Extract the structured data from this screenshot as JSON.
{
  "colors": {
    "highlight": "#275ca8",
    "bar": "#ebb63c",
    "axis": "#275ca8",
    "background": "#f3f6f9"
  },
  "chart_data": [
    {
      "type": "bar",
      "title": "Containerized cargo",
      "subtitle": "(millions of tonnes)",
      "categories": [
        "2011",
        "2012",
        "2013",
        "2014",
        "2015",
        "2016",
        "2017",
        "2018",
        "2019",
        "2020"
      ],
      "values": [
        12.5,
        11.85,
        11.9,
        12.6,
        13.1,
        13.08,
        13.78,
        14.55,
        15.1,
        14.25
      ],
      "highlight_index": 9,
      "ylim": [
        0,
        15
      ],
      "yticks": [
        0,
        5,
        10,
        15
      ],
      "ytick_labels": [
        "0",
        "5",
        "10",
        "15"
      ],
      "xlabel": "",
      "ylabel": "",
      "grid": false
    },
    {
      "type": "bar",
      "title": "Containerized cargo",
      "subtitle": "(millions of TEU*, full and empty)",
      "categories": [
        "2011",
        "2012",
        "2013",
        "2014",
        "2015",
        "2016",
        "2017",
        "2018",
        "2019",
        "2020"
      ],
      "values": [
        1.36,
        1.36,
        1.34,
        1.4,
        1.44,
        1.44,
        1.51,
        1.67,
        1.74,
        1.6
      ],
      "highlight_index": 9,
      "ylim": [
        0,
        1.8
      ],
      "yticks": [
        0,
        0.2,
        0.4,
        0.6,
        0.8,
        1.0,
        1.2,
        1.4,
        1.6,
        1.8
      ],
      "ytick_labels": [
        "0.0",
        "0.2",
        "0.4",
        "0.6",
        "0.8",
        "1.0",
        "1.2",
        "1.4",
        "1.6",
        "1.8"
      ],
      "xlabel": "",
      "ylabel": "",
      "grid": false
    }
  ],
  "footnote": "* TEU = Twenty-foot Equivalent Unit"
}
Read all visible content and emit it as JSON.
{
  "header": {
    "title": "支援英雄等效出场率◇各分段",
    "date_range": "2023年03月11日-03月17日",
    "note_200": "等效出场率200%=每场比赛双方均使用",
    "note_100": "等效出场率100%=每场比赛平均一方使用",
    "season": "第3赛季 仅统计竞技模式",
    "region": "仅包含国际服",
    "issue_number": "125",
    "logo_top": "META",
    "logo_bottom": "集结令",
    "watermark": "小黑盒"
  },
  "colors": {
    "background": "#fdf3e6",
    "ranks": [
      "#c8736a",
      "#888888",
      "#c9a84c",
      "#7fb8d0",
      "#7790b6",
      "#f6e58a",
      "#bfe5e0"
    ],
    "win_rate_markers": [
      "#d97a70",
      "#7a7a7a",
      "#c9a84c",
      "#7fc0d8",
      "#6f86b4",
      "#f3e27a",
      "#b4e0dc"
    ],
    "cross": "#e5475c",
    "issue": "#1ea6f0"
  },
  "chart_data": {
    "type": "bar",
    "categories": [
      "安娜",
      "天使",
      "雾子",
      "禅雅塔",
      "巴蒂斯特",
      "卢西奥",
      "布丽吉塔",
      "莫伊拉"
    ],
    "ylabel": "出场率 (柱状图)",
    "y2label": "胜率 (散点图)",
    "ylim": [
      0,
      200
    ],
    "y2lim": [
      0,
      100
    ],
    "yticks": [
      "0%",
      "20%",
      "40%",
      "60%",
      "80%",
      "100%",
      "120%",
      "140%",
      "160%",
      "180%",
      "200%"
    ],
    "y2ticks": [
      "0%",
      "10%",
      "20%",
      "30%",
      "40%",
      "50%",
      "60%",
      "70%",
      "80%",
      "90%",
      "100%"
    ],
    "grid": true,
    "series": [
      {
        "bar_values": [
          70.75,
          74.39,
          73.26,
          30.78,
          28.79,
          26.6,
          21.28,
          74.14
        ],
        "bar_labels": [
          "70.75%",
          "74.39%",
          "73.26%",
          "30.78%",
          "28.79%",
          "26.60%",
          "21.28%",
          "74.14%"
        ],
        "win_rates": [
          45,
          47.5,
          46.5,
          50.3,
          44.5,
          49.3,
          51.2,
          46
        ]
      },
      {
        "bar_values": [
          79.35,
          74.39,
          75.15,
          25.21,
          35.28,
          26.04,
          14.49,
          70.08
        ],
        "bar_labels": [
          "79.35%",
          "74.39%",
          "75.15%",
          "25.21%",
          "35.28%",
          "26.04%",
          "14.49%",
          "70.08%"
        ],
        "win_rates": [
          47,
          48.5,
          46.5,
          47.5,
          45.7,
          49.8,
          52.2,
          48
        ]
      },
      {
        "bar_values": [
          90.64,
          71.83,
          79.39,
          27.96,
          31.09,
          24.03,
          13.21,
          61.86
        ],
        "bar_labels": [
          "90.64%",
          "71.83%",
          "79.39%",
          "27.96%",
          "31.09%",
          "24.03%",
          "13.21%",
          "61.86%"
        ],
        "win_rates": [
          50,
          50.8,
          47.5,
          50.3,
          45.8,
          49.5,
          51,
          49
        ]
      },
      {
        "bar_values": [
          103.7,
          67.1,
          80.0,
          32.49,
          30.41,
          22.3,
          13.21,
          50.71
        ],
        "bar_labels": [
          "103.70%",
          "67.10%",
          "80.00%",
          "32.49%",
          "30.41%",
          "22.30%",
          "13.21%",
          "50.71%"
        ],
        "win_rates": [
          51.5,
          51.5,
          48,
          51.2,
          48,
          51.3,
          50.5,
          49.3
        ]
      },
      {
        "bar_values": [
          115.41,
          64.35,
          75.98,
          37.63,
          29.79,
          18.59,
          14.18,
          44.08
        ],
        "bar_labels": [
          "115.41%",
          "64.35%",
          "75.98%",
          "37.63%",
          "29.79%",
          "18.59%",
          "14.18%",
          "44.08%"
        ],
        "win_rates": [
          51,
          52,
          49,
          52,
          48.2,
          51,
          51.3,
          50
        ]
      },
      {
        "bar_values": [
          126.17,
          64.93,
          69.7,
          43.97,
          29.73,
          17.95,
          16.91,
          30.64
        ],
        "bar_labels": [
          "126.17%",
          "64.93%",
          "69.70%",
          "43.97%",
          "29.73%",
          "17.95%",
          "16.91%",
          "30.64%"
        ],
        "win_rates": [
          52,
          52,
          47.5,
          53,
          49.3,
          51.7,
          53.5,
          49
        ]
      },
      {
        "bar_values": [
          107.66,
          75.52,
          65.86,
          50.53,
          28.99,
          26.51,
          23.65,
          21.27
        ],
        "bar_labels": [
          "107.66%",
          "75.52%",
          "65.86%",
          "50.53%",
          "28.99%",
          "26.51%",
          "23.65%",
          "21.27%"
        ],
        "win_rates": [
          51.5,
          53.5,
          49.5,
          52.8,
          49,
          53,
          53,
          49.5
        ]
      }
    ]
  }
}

▶ **TASK INSTRUCTIONS**: Go through the records above, find every line with the word "subtitle", and list those lines.

▶ **SOLUTION TO THIS EXERCISE**:
      "subtitle": "(millions of tonnes)",
      "subtitle": "(millions of TEU*, full and empty)",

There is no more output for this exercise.